- Stated task -
Quote each record exactly, please, leaving none out.

(Data records)
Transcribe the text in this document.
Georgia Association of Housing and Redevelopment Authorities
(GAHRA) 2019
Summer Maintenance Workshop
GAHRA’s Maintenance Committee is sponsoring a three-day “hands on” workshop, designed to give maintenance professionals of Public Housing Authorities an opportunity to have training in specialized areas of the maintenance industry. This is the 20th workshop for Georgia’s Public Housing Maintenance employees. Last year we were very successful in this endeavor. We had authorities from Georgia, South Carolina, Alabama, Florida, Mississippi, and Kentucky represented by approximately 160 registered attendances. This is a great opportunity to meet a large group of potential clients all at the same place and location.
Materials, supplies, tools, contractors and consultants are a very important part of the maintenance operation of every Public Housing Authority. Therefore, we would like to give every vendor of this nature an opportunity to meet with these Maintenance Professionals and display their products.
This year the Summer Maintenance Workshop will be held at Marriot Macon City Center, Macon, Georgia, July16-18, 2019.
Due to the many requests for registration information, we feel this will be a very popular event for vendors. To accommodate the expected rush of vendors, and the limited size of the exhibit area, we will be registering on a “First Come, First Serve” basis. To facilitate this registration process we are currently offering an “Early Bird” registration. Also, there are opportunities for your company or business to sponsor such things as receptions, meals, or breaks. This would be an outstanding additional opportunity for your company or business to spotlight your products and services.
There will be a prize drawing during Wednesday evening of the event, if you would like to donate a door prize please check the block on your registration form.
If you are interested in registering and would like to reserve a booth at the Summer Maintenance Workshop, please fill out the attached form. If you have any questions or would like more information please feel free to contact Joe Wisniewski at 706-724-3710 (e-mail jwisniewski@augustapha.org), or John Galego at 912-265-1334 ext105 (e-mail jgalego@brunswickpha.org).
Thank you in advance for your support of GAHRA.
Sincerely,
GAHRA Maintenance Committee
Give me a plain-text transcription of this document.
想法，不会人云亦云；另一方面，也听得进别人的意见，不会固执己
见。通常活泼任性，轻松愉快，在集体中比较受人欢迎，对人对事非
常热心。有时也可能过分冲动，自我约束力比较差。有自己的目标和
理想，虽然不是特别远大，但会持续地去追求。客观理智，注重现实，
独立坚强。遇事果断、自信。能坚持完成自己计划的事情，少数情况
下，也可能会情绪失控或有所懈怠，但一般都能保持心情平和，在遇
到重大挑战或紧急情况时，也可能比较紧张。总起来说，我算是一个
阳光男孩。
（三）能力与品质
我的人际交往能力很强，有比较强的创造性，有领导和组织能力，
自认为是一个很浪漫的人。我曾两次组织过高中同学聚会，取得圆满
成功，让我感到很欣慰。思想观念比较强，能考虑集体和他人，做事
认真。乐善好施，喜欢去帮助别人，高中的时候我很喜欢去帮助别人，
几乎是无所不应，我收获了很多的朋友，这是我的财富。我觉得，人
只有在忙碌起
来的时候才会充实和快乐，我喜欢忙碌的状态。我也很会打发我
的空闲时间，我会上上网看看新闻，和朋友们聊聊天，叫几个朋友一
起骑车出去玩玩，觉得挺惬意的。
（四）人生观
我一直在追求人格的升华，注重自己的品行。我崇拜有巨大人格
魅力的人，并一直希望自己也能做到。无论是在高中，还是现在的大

- Task response -
Transcribe the text in this document.
Georgia Association of Housing and Redevelopment Authorities
(GAHRA) 2019
Summer Maintenance Workshop
GAHRA’s Maintenance Committee is sponsoring a three-day “hands on” workshop, designed to give maintenance professionals of Public Housing Authorities an opportunity to have training in specialized areas of the maintenance industry. This is the 20th workshop for Georgia’s Public Housing Maintenance employees. Last year we were very successful in this endeavor. We had authorities from Georgia, South Carolina, Alabama, Florida, Mississippi, and Kentucky represented by approximately 160 registered attendances. This is a great opportunity to meet a large group of potential clients all at the same place and location.
Materials, supplies, tools, contractors and consultants are a very important part of the maintenance operation of every Public Housing Authority. Therefore, we would like to give every vendor of this nature an opportunity to meet with these Maintenance Professionals and display their products.
This year the Summer Maintenance Workshop will be held at Marriot Macon City Center, Macon, Georgia, July16-18, 2019.
Due to the many requests for registration information, we feel this will be a very popular event for vendors. To accommodate the expected rush of vendors, and the limited size of the exhibit area, we will be registering on a “First Come, First Serve” basis. To facilitate this registration process we are currently offering an “Early Bird” registration. Also, there are opportunities for your company or business to sponsor such things as receptions, meals, or breaks. This would be an outstanding additional opportunity for your company or business to spotlight your products and services.
There will be a prize drawing during Wednesday evening of the event, if you would like to donate a door prize please check the block on your registration form.
If you are interested in registering and would like to reserve a booth at the Summer Maintenance Workshop, please fill out the attached form. If you have any questions or would like more information please feel free to contact Joe Wisniewski at 706-724-3710 (e-mail jwisniewski@augustapha.org), or John Galego at 912-265-1334 ext105 (e-mail jgalego@brunswickpha.org).
Thank you in advance for your support of GAHRA.
Sincerely,
GAHRA Maintenance Committee
Give me a plain-text transcription of this document.
想法，不会人云亦云；另一方面，也听得进别人的意见，不会固执己
见。通常活泼任性，轻松愉快，在集体中比较受人欢迎，对人对事非
常热心。有时也可能过分冲动，自我约束力比较差。有自己的目标和
理想，虽然不是特别远大，但会持续地去追求。客观理智，注重现实，
独立坚强。遇事果断、自信。能坚持完成自己计划的事情，少数情况
下，也可能会情绪失控或有所懈怠，但一般都能保持心情平和，在遇
到重大挑战或紧急情况时，也可能比较紧张。总起来说，我算是一个
阳光男孩。
（三）能力与品质
我的人际交往能力很强，有比较强的创造性，有领导和组织能力，
自认为是一个很浪漫的人。我曾两次组织过高中同学聚会，取得圆满
成功，让我感到很欣慰。思想观念比较强，能考虑集体和他人，做事
认真。乐善好施，喜欢去帮助别人，高中的时候我很喜欢去帮助别人，
几乎是无所不应，我收获了很多的朋友，这是我的财富。我觉得，人
只有在忙碌起
来的时候才会充实和快乐，我喜欢忙碌的状态。我也很会打发我
的空闲时间，我会上上网看看新闻，和朋友们聊聊天，叫几个朋友一
起骑车出去玩玩，觉得挺惬意的。
（四）人生观
我一直在追求人格的升华，注重自己的品行。我崇拜有巨大人格
魅力的人，并一直希望自己也能做到。无论是在高中，还是现在的大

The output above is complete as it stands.